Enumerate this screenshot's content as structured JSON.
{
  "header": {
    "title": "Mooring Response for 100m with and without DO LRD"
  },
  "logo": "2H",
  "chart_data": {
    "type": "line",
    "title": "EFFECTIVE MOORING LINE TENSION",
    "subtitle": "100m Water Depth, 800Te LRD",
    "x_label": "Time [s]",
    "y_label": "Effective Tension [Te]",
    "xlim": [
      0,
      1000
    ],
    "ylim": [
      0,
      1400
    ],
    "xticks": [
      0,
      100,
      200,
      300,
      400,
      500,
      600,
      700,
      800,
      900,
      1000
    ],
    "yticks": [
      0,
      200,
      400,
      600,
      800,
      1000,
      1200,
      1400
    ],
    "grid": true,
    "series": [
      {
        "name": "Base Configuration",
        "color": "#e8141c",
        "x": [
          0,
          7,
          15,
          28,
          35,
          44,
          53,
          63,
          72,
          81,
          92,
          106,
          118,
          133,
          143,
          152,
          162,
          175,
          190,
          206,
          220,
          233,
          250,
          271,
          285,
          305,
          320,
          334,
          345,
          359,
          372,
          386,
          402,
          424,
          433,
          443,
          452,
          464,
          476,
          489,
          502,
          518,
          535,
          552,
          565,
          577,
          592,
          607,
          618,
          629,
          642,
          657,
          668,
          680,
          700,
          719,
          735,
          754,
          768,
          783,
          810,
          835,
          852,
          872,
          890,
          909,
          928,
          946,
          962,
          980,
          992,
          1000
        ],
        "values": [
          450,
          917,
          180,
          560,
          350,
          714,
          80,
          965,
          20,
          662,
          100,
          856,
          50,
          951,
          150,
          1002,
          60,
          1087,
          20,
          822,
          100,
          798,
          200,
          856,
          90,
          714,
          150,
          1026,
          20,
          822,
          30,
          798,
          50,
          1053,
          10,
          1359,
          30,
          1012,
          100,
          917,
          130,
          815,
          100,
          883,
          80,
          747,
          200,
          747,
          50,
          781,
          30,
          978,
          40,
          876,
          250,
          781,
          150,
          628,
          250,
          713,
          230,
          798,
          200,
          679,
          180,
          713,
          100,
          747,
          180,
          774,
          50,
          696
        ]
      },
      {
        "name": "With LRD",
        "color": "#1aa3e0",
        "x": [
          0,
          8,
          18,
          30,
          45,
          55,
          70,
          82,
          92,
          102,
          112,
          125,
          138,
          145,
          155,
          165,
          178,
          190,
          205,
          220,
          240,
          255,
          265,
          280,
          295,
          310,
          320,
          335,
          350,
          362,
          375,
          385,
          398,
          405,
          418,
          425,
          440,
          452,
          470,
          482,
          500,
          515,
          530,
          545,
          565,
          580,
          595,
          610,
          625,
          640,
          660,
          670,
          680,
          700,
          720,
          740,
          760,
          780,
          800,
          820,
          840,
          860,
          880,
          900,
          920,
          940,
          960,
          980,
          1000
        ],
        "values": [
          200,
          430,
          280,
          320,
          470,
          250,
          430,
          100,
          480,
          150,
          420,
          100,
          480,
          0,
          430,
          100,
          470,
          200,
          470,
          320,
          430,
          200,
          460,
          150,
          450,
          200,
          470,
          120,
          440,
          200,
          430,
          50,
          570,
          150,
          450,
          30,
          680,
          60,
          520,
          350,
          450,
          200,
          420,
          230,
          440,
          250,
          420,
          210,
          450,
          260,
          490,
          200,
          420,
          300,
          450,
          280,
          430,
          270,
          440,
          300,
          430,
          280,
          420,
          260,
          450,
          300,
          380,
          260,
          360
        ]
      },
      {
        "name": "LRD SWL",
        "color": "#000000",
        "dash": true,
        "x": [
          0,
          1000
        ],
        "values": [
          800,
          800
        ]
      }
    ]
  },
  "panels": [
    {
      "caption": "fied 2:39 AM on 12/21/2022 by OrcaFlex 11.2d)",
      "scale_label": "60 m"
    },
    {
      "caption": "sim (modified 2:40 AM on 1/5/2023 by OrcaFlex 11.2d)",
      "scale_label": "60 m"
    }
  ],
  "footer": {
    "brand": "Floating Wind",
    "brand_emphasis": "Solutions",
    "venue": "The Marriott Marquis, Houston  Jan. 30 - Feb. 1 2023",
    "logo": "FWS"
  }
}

- **Set exercise**:
Set down the entries verbatim, leaving none out.

- **Solution to this task**:
Enumerate this screenshot's content as structured JSON.
{
  "header": {
    "title": "Mooring Response for 100m with and without DO LRD"
  },
  "logo": "2H",
  "chart_data": {
    "type": "line",
    "title": "EFFECTIVE MOORING LINE TENSION",
    "subtitle": "100m Water Depth, 800Te LRD",
    "x_label": "Time [s]",
    "y_label": "Effective Tension [Te]",
    "xlim": [
      0,
      1000
    ],
    "ylim": [
      0,
      1400
    ],
    "xticks": [
      0,
      100,
      200,
      300,
      400,
      500,
      600,
      700,
      800,
      900,
      1000
    ],
    "yticks": [
      0,
      200,
      400,
      600,
      800,
      1000,
      1200,
      1400
    ],
    "grid": true,
    "series": [
      {
        "name": "Base Configuration",
        "color": "#e8141c",
        "x": [
          0,
          7,
          15,
          28,
          35,
          44,
          53,
          63,
          72,
          81,
          92,
          106,
          118,
          133,
          143,
          152,
          162,
          175,
          190,
          206,
          220,
          233,
          250,
          271,
          285,
          305,
          320,
          334,
          345,
          359,
          372,
          386,
          402,
          424,
          433,
          443,
          452,
          464,
          476,
          489,
          502,
          518,
          535,
          552,
          565,
          577,
          592,
          607,
          618,
          629,
          642,
          657,
          668,
          680,
          700,
          719,
          735,
          754,
          768,
          783,
          810,
          835,
          852,
          872,
          890,
          909,
          928,
          946,
          962,
          980,
          992,
          1000
        ],
        "values": [
          450,
          917,
          180,
          560,
          350,
          714,
          80,
          965,
          20,
          662,
          100,
          856,
          50,
          951,
          150,
          1002,
          60,
          1087,
          20,
          822,
          100,
          798,
          200,
          856,
          90,
          714,
          150,
          1026,
          20,
          822,
          30,
          798,
          50,
          1053,
          10,
          1359,
          30,
          1012,
          100,
          917,
          130,
          815,
          100,
          883,
          80,
          747,
          200,
          747,
          50,
          781,
          30,
          978,
          40,
          876,
          250,
          781,
          150,
          628,
          250,
          713,
          230,
          798,
          200,
          679,
          180,
          713,
          100,
          747,
          180,
          774,
          50,
          696
        ]
      },
      {
        "name": "With LRD",
        "color": "#1aa3e0",
        "x": [
          0,
          8,
          18,
          30,
          45,
          55,
          70,
          82,
          92,
          102,
          112,
          125,
          138,
          145,
          155,
          165,
          178,
          190,
          205,
          220,
          240,
          255,
          265,
          280,
          295,
          310,
          320,
          335,
          350,
          362,
          375,
          385,
          398,
          405,
          418,
          425,
          440,
          452,
          470,
          482,
          500,
          515,
          530,
          545,
          565,
          580,
          595,
          610,
          625,
          640,
          660,
          670,
          680,
          700,
          720,
          740,
          760,
          780,
          800,
          820,
          840,
          860,
          880,
          900,
          920,
          940,
          960,
          980,
          1000
        ],
        "values": [
          200,
          430,
          280,
          320,
          470,
          250,
          430,
          100,
          480,
          150,
          420,
          100,
          480,
          0,
          430,
          100,
          470,
          200,
          470,
          320,
          430,
          200,
          460,
          150,
          450,
          200,
          470,
          120,
          440,
          200,
          430,
          50,
          570,
          150,
          450,
          30,
          680,
          60,
          520,
          350,
          450,
          200,
          420,
          230,
          440,
          250,
          420,
          210,
          450,
          260,
          490,
          200,
          420,
          300,
          450,
          280,
          430,
          270,
          440,
          300,
          430,
          280,
          420,
          260,
          450,
          300,
          380,
          260,
          360
        ]
      },
      {
        "name": "LRD SWL",
        "color": "#000000",
        "dash": true,
        "x": [
          0,
          1000
        ],
        "values": [
          800,
          800
        ]
      }
    ]
  },
  "panels": [
    {
      "caption": "fied 2:39 AM on 12/21/2022 by OrcaFlex 11.2d)",
      "scale_label": "60 m"
    },
    {
      "caption": "sim (modified 2:40 AM on 1/5/2023 by OrcaFlex 11.2d)",
      "scale_label": "60 m"
    }
  ],
  "footer": {
    "brand": "Floating Wind",
    "brand_emphasis": "Solutions",
    "venue": "The Marriott Marquis, Houston  Jan. 30 - Feb. 1 2023",
    "logo": "FWS"
  }
}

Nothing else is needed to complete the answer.